_Description of the task_: Isolate every line in the records below with "способно" in it.

_Material for the task_:

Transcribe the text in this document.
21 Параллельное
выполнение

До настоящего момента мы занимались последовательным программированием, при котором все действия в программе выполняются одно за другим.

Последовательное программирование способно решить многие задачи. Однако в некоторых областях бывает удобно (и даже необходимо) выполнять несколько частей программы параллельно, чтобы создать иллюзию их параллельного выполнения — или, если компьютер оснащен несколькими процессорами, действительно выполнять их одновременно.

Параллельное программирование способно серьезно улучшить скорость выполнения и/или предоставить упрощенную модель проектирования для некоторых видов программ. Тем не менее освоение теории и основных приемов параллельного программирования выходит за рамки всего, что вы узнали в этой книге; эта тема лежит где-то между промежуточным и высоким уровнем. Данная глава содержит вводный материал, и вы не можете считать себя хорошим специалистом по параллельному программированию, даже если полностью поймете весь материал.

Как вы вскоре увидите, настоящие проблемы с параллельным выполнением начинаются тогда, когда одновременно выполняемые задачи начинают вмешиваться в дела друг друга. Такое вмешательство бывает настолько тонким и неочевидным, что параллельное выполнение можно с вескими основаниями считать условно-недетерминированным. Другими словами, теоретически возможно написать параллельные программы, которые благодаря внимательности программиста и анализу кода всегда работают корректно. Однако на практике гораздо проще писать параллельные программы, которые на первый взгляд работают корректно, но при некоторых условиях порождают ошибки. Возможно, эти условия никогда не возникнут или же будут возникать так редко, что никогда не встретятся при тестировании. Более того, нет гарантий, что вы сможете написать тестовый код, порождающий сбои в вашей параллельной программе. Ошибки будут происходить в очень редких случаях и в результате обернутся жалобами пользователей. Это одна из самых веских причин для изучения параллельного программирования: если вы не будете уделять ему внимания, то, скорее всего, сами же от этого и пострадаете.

_Full response_:
Последовательное программирование способно решить многие задачи. Однако в некоторых областях бывает удобно (и даже необходимо) выполнять несколько частей программы параллельно, чтобы создать иллюзию их параллельного выполнения — или, если компьютер оснащен несколькими процессорами, действительно выполнять их одновременно.
Параллельное программирование способно серьезно улучшить скорость выполнения и/или предоставить упрощенную модель проектирования для некоторых видов программ. Тем не менее освоение теории и основных приемов параллельного программирования выходит за рамки всего, что вы узнали в этой книге; эта тема лежит где-то между промежуточным и высоким уровнем. Данная глава содержит вводный материал, и вы не можете считать себя хорошим специалистом по параллельному программированию, даже если полностью поймете весь материал.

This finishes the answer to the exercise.